Recorded data:
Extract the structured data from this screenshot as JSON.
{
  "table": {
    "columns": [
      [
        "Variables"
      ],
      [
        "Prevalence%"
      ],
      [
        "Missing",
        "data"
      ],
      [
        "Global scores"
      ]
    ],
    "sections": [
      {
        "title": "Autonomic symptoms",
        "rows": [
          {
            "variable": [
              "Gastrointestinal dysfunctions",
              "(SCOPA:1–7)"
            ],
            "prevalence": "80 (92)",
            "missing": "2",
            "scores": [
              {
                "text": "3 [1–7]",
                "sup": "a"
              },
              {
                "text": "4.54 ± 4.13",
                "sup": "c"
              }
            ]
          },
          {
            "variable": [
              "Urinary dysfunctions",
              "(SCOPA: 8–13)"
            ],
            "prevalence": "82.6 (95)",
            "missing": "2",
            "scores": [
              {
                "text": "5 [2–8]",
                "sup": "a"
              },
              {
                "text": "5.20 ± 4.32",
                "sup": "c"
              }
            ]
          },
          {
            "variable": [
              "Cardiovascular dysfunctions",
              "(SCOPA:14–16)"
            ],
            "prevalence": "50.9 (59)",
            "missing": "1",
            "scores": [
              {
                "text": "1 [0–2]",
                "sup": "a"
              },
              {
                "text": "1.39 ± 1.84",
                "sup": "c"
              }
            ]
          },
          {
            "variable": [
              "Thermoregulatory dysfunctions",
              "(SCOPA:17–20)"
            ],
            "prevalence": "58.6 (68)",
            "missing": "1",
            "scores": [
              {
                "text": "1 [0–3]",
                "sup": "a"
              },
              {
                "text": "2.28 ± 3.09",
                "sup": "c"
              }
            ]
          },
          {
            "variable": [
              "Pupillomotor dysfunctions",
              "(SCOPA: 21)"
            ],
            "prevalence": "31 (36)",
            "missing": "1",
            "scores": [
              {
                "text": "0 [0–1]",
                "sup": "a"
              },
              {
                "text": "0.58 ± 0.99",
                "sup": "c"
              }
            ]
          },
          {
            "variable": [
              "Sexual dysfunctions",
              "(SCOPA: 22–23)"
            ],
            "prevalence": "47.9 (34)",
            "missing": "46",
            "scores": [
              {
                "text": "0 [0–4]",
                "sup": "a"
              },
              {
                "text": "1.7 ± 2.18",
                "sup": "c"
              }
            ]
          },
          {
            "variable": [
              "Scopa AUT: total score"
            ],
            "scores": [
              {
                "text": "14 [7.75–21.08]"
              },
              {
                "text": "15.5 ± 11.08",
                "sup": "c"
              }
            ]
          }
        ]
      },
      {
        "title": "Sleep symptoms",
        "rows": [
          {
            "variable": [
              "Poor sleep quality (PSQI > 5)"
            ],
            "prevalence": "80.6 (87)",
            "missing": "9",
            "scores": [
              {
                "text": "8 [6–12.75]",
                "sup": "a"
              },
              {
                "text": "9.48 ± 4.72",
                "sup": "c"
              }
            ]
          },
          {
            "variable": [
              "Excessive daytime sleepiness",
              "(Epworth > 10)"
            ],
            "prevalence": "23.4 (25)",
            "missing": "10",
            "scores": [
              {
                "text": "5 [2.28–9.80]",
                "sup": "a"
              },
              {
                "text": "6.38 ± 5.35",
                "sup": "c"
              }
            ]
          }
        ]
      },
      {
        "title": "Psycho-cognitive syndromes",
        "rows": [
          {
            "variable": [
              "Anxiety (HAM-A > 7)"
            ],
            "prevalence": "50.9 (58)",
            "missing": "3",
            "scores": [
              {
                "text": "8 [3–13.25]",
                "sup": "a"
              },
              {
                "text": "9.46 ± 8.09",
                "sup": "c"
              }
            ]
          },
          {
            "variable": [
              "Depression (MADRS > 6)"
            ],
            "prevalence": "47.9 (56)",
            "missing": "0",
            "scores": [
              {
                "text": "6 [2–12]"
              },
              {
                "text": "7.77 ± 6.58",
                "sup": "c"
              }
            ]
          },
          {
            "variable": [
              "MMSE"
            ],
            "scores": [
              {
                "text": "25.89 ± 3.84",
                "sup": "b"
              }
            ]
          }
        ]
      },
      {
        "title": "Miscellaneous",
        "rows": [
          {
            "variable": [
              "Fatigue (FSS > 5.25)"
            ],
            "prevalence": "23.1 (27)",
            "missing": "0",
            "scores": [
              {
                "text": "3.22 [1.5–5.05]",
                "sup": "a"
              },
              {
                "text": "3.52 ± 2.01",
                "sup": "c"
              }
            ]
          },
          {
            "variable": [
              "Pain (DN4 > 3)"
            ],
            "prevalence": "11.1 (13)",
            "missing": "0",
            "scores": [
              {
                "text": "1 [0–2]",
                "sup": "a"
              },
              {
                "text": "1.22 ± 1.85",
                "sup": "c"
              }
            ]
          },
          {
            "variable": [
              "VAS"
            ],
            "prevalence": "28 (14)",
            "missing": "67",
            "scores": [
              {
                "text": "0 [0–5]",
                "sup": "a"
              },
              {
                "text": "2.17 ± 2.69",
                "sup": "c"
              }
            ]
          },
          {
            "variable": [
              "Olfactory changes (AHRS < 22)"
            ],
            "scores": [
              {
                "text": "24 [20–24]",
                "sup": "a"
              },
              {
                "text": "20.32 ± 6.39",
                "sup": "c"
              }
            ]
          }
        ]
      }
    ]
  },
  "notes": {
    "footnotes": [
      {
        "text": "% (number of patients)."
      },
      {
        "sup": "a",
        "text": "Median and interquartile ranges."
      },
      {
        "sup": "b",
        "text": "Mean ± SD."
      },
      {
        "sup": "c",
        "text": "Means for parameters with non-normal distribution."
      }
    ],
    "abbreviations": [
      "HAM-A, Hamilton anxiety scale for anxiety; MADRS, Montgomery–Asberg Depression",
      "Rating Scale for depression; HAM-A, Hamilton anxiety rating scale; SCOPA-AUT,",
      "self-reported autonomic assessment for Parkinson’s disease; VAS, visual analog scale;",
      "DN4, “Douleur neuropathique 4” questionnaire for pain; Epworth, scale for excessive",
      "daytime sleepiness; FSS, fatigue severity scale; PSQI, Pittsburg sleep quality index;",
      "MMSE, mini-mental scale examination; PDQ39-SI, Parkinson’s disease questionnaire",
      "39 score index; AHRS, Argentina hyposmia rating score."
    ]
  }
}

[Task goal] The count of lines in the records above holding the word "PSQI" should be reported as a number, with nothing added.

[Response area] 2